- GIVEN TASK:
Go through the entries below and retype them exactly, omitting each picture.
>> begin
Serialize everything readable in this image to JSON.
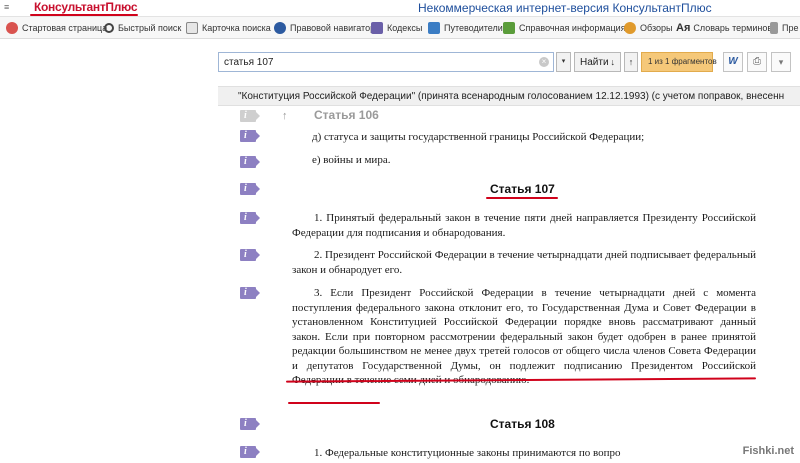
{
  "titlebar": {
    "menu_icon": "≡",
    "logo": "КонсультантПлюс",
    "title": "Некоммерческая интернет-версия КонсультантПлюс"
  },
  "toolbar": {
    "items": [
      {
        "label": "Стартовая страница",
        "icon": "home-icon",
        "color": "#d9534f"
      },
      {
        "label": "Быстрый поиск",
        "icon": "search-icon",
        "color": "#444444"
      },
      {
        "label": "Карточка поиска",
        "icon": "search-card-icon",
        "color": "#6b6b6b"
      },
      {
        "label": "Правовой навигатор",
        "icon": "navigator-icon",
        "color": "#2c5aa0"
      },
      {
        "label": "Кодексы",
        "icon": "codes-icon",
        "color": "#6a5fa8"
      },
      {
        "label": "Путеводители",
        "icon": "guides-icon",
        "color": "#3b7dc4"
      },
      {
        "label": "Справочная информация",
        "icon": "reference-icon",
        "color": "#5a9c3a"
      },
      {
        "label": "Обзоры",
        "icon": "reviews-icon",
        "color": "#e09a2c"
      },
      {
        "label": "Словарь терминов",
        "icon": "dictionary-icon",
        "color": "#333333"
      },
      {
        "label": "Пре",
        "icon": "press-icon",
        "color": "#777777"
      }
    ]
  },
  "search": {
    "value": "статья 107",
    "clear": "×",
    "dropdown": "▾",
    "find_label": "Найти",
    "find_arrow": "↓",
    "up_arrow": "↑",
    "fragments": "1 из 1 фрагментов"
  },
  "actions": {
    "word": "W",
    "print": "⎙",
    "more": "▾"
  },
  "document": {
    "header": "\"Конституция Российской Федерации\" (принята всенародным голосованием 12.12.1993) (с учетом поправок, внесенн",
    "up_arrow": "↑",
    "prev_article": "Статья 106",
    "line_d": "д) статуса и защиты государственной границы Российской Федерации;",
    "line_e": "е) войны и мира.",
    "article_107_title": "Статья 107",
    "p1": "1. Принятый федеральный закон в течение пяти дней направляется Президенту Российской Федерации для подписания и обнародования.",
    "p2": "2. Президент Российской Федерации в течение четырнадцати дней подписывает федеральный закон и обнародует его.",
    "p3": "3. Если Президент Российской Федерации в течение четырнадцати дней с момента поступления федерального закона отклонит его, то Государственная Дума и Совет Федерации в установленном Конституцией Российской Федерации порядке вновь рассматривают данный закон. Если при повторном рассмотрении федеральный закон будет одобрен в ранее принятой редакции большинством не менее двух третей голосов от общего числа членов Совета Федерации и депутатов Государственной Думы, он подлежит подписанию Президентом Российской Федерации в течение семи дней и обнародованию.",
    "article_108_title": "Статья 108",
    "p108_1": "1. Федеральные конституционные законы принимаются по вопро",
    "info_icon": "i"
  },
  "watermark": "Fishki.net",
  "colors": {
    "brand_red": "#c8102e",
    "title_blue": "#1f4f9c",
    "fragment_orange": "#f5c879",
    "info_purple": "#8d80c2",
    "annotation_red": "#d0021b"
  }
}
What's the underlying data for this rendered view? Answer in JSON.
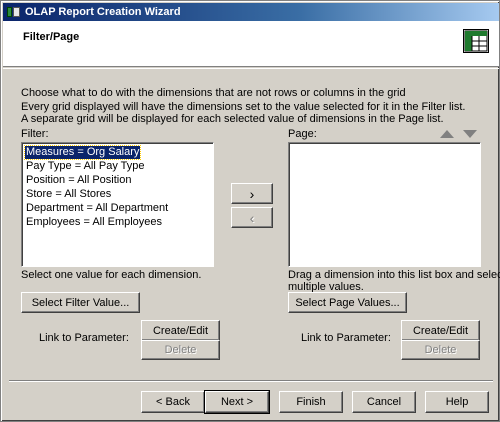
{
  "window": {
    "title": "OLAP Report Creation Wizard"
  },
  "header": {
    "title": "Filter/Page",
    "icon": "grid-icon"
  },
  "instructions": {
    "line1": "Choose what to do with the dimensions that are not rows or columns in the grid",
    "line2": "Every grid displayed will have the dimensions set to the value selected for it in the Filter list.",
    "line3": "A separate grid will be displayed for each selected value of dimensions in the Page list."
  },
  "filter": {
    "label": "Filter:",
    "items": [
      "Measures = Org Salary",
      "Pay Type = All Pay Type",
      "Position = All Position",
      "Store = All Stores",
      "Department = All Department",
      "Employees = All Employees"
    ],
    "selected_index": 0,
    "hint": "Select one value for each dimension.",
    "select_button": "Select Filter Value...",
    "link_label": "Link to Parameter:",
    "create_edit_button": "Create/Edit",
    "delete_button": "Delete"
  },
  "move": {
    "right_button": "›",
    "left_button": "‹"
  },
  "page": {
    "label": "Page:",
    "items": [],
    "hint_line1": "Drag a dimension into this list box and select",
    "hint_line2": "multiple values.",
    "select_button": "Select Page Values...",
    "link_label": "Link to Parameter:",
    "create_edit_button": "Create/Edit",
    "delete_button": "Delete",
    "up_icon": "arrow-up-icon",
    "down_icon": "arrow-down-icon"
  },
  "footer": {
    "back": "< Back",
    "next": "Next >",
    "finish": "Finish",
    "cancel": "Cancel",
    "help": "Help"
  },
  "colors": {
    "face": "#d4d0c8",
    "title_active": "#0a246a",
    "selection": "#0a246a"
  }
}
>> end
- ANSWER FOR THE TASK:
Serialize everything readable in this image to JSON.
{
  "titlebar": {
    "menu_icon": "≡",
    "logo": "КонсультантПлюс",
    "title": "Некоммерческая интернет-версия КонсультантПлюс"
  },
  "toolbar": {
    "items": [
      {
        "label": "Стартовая страница",
        "icon": "home-icon",
        "color": "#d9534f"
      },
      {
        "label": "Быстрый поиск",
        "icon": "search-icon",
        "color": "#444444"
      },
      {
        "label": "Карточка поиска",
        "icon": "search-card-icon",
        "color": "#6b6b6b"
      },
      {
        "label": "Правовой навигатор",
        "icon": "navigator-icon",
        "color": "#2c5aa0"
      },
      {
        "label": "Кодексы",
        "icon": "codes-icon",
        "color": "#6a5fa8"
      },
      {
        "label": "Путеводители",
        "icon": "guides-icon",
        "color": "#3b7dc4"
      },
      {
        "label": "Справочная информация",
        "icon": "reference-icon",
        "color": "#5a9c3a"
      },
      {
        "label": "Обзоры",
        "icon": "reviews-icon",
        "color": "#e09a2c"
      },
      {
        "label": "Словарь терминов",
        "icon": "dictionary-icon",
        "color": "#333333"
      },
      {
        "label": "Пре",
        "icon": "press-icon",
        "color": "#777777"
      }
    ]
  },
  "search": {
    "value": "статья 107",
    "clear": "×",
    "dropdown": "▾",
    "find_label": "Найти",
    "find_arrow": "↓",
    "up_arrow": "↑",
    "fragments": "1 из 1 фрагментов"
  },
  "actions": {
    "word": "W",
    "print": "⎙",
    "more": "▾"
  },
  "document": {
    "header": "\"Конституция Российской Федерации\" (принята всенародным голосованием 12.12.1993) (с учетом поправок, внесенн",
    "up_arrow": "↑",
    "prev_article": "Статья 106",
    "line_d": "д) статуса и защиты государственной границы Российской Федерации;",
    "line_e": "е) войны и мира.",
    "article_107_title": "Статья 107",
    "p1": "1. Принятый федеральный закон в течение пяти дней направляется Президенту Российской Федерации для подписания и обнародования.",
    "p2": "2. Президент Российской Федерации в течение четырнадцати дней подписывает федеральный закон и обнародует его.",
    "p3": "3. Если Президент Российской Федерации в течение четырнадцати дней с момента поступления федерального закона отклонит его, то Государственная Дума и Совет Федерации в установленном Конституцией Российской Федерации порядке вновь рассматривают данный закон. Если при повторном рассмотрении федеральный закон будет одобрен в ранее принятой редакции большинством не менее двух третей голосов от общего числа членов Совета Федерации и депутатов Государственной Думы, он подлежит подписанию Президентом Российской Федерации в течение семи дней и обнародованию.",
    "article_108_title": "Статья 108",
    "p108_1": "1. Федеральные конституционные законы принимаются по вопро",
    "info_icon": "i"
  },
  "watermark": "Fishki.net",
  "colors": {
    "brand_red": "#c8102e",
    "title_blue": "#1f4f9c",
    "fragment_orange": "#f5c879",
    "info_purple": "#8d80c2",
    "annotation_red": "#d0021b"
  }
}
What's the underlying data for this rendered view? Answer in JSON.
{
  "window": {
    "title": "OLAP Report Creation Wizard"
  },
  "header": {
    "title": "Filter/Page",
    "icon": "grid-icon"
  },
  "instructions": {
    "line1": "Choose what to do with the dimensions that are not rows or columns in the grid",
    "line2": "Every grid displayed will have the dimensions set to the value selected for it in the Filter list.",
    "line3": "A separate grid will be displayed for each selected value of dimensions in the Page list."
  },
  "filter": {
    "label": "Filter:",
    "items": [
      "Measures = Org Salary",
      "Pay Type = All Pay Type",
      "Position = All Position",
      "Store = All Stores",
      "Department = All Department",
      "Employees = All Employees"
    ],
    "selected_index": 0,
    "hint": "Select one value for each dimension.",
    "select_button": "Select Filter Value...",
    "link_label": "Link to Parameter:",
    "create_edit_button": "Create/Edit",
    "delete_button": "Delete"
  },
  "move": {
    "right_button": "›",
    "left_button": "‹"
  },
  "page": {
    "label": "Page:",
    "items": [],
    "hint_line1": "Drag a dimension into this list box and select",
    "hint_line2": "multiple values.",
    "select_button": "Select Page Values...",
    "link_label": "Link to Parameter:",
    "create_edit_button": "Create/Edit",
    "delete_button": "Delete",
    "up_icon": "arrow-up-icon",
    "down_icon": "arrow-down-icon"
  },
  "footer": {
    "back": "< Back",
    "next": "Next >",
    "finish": "Finish",
    "cancel": "Cancel",
    "help": "Help"
  },
  "colors": {
    "face": "#d4d0c8",
    "title_active": "#0a246a",
    "selection": "#0a246a"
  }
}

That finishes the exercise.